--- MATERIAL FOR THE TASK ---

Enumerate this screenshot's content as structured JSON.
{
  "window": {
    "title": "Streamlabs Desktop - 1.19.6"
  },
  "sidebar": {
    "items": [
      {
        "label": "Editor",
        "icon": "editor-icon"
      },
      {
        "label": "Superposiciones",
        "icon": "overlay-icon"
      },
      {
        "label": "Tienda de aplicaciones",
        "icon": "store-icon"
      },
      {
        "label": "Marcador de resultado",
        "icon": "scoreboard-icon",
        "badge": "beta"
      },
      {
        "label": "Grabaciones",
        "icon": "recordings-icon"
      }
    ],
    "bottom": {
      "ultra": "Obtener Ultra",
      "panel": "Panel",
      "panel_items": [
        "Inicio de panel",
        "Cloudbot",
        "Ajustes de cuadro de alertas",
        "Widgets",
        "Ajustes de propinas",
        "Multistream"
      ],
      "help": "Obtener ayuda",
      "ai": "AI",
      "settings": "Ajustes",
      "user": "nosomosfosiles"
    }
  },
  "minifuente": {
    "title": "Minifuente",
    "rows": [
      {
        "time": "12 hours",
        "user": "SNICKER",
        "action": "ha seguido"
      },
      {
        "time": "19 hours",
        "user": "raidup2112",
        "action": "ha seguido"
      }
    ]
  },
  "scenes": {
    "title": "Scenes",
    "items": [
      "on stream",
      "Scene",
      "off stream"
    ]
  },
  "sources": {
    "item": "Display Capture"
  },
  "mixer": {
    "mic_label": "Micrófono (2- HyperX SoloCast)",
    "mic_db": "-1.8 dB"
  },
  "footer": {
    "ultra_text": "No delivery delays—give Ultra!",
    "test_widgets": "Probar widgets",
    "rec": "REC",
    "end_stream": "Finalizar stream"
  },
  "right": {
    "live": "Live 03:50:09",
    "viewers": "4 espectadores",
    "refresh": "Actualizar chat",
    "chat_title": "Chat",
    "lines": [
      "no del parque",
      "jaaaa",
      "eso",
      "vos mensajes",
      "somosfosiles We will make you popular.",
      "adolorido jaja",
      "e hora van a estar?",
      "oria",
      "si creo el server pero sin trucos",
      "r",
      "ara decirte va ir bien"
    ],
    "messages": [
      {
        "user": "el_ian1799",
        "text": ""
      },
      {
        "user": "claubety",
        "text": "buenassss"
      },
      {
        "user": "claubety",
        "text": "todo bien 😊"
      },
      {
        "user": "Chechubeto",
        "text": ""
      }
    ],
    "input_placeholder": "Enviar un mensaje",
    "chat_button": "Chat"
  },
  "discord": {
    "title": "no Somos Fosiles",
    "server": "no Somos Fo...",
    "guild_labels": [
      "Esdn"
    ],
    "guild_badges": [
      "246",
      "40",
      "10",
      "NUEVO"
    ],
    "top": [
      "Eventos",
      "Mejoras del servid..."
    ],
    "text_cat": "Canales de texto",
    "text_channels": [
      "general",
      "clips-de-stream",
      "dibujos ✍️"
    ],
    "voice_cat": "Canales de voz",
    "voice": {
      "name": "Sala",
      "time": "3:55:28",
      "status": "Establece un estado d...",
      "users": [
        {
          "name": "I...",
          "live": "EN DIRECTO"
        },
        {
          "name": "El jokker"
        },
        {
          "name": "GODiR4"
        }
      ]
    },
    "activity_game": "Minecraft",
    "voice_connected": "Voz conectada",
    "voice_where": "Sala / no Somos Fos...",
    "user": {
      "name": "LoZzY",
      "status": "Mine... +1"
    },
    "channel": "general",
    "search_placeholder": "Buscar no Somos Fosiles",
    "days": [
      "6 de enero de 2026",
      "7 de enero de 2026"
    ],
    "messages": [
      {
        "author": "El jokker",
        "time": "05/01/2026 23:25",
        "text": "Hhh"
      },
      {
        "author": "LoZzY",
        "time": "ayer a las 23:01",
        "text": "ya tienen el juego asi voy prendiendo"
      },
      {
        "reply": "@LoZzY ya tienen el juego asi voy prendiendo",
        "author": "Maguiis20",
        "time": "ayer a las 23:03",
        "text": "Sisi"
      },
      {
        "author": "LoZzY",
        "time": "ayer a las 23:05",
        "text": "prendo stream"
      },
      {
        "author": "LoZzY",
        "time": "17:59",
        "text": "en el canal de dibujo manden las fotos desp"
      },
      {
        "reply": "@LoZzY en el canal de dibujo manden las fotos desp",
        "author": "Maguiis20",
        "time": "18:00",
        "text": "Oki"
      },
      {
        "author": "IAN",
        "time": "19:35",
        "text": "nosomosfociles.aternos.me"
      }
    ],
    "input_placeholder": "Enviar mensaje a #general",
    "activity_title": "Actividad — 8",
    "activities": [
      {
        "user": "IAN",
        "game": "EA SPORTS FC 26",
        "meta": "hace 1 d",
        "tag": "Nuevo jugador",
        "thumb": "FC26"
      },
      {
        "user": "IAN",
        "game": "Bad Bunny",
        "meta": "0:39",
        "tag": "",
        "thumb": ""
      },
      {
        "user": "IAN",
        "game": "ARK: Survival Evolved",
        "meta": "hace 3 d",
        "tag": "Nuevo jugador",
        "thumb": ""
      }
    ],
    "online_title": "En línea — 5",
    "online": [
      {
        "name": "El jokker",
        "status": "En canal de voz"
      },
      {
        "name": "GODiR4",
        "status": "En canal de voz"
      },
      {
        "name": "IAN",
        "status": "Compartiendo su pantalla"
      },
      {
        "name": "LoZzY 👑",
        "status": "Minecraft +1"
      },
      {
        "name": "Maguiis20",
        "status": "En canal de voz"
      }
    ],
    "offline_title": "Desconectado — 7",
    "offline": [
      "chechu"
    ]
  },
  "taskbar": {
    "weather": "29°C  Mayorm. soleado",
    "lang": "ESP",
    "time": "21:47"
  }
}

---

WRITTEN EXERCISE =
Could you transcribe the records in full, exactly?

EXERCISE RESPONSE =
Enumerate this screenshot's content as structured JSON.
{
  "window": {
    "title": "Streamlabs Desktop - 1.19.6"
  },
  "sidebar": {
    "items": [
      {
        "label": "Editor",
        "icon": "editor-icon"
      },
      {
        "label": "Superposiciones",
        "icon": "overlay-icon"
      },
      {
        "label": "Tienda de aplicaciones",
        "icon": "store-icon"
      },
      {
        "label": "Marcador de resultado",
        "icon": "scoreboard-icon",
        "badge": "beta"
      },
      {
        "label": "Grabaciones",
        "icon": "recordings-icon"
      }
    ],
    "bottom": {
      "ultra": "Obtener Ultra",
      "panel": "Panel",
      "panel_items": [
        "Inicio de panel",
        "Cloudbot",
        "Ajustes de cuadro de alertas",
        "Widgets",
        "Ajustes de propinas",
        "Multistream"
      ],
      "help": "Obtener ayuda",
      "ai": "AI",
      "settings": "Ajustes",
      "user": "nosomosfosiles"
    }
  },
  "minifuente": {
    "title": "Minifuente",
    "rows": [
      {
        "time": "12 hours",
        "user": "SNICKER",
        "action": "ha seguido"
      },
      {
        "time": "19 hours",
        "user": "raidup2112",
        "action": "ha seguido"
      }
    ]
  },
  "scenes": {
    "title": "Scenes",
    "items": [
      "on stream",
      "Scene",
      "off stream"
    ]
  },
  "sources": {
    "item": "Display Capture"
  },
  "mixer": {
    "mic_label": "Micrófono (2- HyperX SoloCast)",
    "mic_db": "-1.8 dB"
  },
  "footer": {
    "ultra_text": "No delivery delays—give Ultra!",
    "test_widgets": "Probar widgets",
    "rec": "REC",
    "end_stream": "Finalizar stream"
  },
  "right": {
    "live": "Live 03:50:09",
    "viewers": "4 espectadores",
    "refresh": "Actualizar chat",
    "chat_title": "Chat",
    "lines": [
      "no del parque",
      "jaaaa",
      "eso",
      "vos mensajes",
      "somosfosiles We will make you popular.",
      "adolorido jaja",
      "e hora van a estar?",
      "oria",
      "si creo el server pero sin trucos",
      "r",
      "ara decirte va ir bien"
    ],
    "messages": [
      {
        "user": "el_ian1799",
        "text": ""
      },
      {
        "user": "claubety",
        "text": "buenassss"
      },
      {
        "user": "claubety",
        "text": "todo bien 😊"
      },
      {
        "user": "Chechubeto",
        "text": ""
      }
    ],
    "input_placeholder": "Enviar un mensaje",
    "chat_button": "Chat"
  },
  "discord": {
    "title": "no Somos Fosiles",
    "server": "no Somos Fo...",
    "guild_labels": [
      "Esdn"
    ],
    "guild_badges": [
      "246",
      "40",
      "10",
      "NUEVO"
    ],
    "top": [
      "Eventos",
      "Mejoras del servid..."
    ],
    "text_cat": "Canales de texto",
    "text_channels": [
      "general",
      "clips-de-stream",
      "dibujos ✍️"
    ],
    "voice_cat": "Canales de voz",
    "voice": {
      "name": "Sala",
      "time": "3:55:28",
      "status": "Establece un estado d...",
      "users": [
        {
          "name": "I...",
          "live": "EN DIRECTO"
        },
        {
          "name": "El jokker"
        },
        {
          "name": "GODiR4"
        }
      ]
    },
    "activity_game": "Minecraft",
    "voice_connected": "Voz conectada",
    "voice_where": "Sala / no Somos Fos...",
    "user": {
      "name": "LoZzY",
      "status": "Mine... +1"
    },
    "channel": "general",
    "search_placeholder": "Buscar no Somos Fosiles",
    "days": [
      "6 de enero de 2026",
      "7 de enero de 2026"
    ],
    "messages": [
      {
        "author": "El jokker",
        "time": "05/01/2026 23:25",
        "text": "Hhh"
      },
      {
        "author": "LoZzY",
        "time": "ayer a las 23:01",
        "text": "ya tienen el juego asi voy prendiendo"
      },
      {
        "reply": "@LoZzY ya tienen el juego asi voy prendiendo",
        "author": "Maguiis20",
        "time": "ayer a las 23:03",
        "text": "Sisi"
      },
      {
        "author": "LoZzY",
        "time": "ayer a las 23:05",
        "text": "prendo stream"
      },
      {
        "author": "LoZzY",
        "time": "17:59",
        "text": "en el canal de dibujo manden las fotos desp"
      },
      {
        "reply": "@LoZzY en el canal de dibujo manden las fotos desp",
        "author": "Maguiis20",
        "time": "18:00",
        "text": "Oki"
      },
      {
        "author": "IAN",
        "time": "19:35",
        "text": "nosomosfociles.aternos.me"
      }
    ],
    "input_placeholder": "Enviar mensaje a #general",
    "activity_title": "Actividad — 8",
    "activities": [
      {
        "user": "IAN",
        "game": "EA SPORTS FC 26",
        "meta": "hace 1 d",
        "tag": "Nuevo jugador",
        "thumb": "FC26"
      },
      {
        "user": "IAN",
        "game": "Bad Bunny",
        "meta": "0:39",
        "tag": "",
        "thumb": ""
      },
      {
        "user": "IAN",
        "game": "ARK: Survival Evolved",
        "meta": "hace 3 d",
        "tag": "Nuevo jugador",
        "thumb": ""
      }
    ],
    "online_title": "En línea — 5",
    "online": [
      {
        "name": "El jokker",
        "status": "En canal de voz"
      },
      {
        "name": "GODiR4",
        "status": "En canal de voz"
      },
      {
        "name": "IAN",
        "status": "Compartiendo su pantalla"
      },
      {
        "name": "LoZzY 👑",
        "status": "Minecraft +1"
      },
      {
        "name": "Maguiis20",
        "status": "En canal de voz"
      }
    ],
    "offline_title": "Desconectado — 7",
    "offline": [
      "chechu"
    ]
  },
  "taskbar": {
    "weather": "29°C  Mayorm. soleado",
    "lang": "ESP",
    "time": "21:47"
  }
}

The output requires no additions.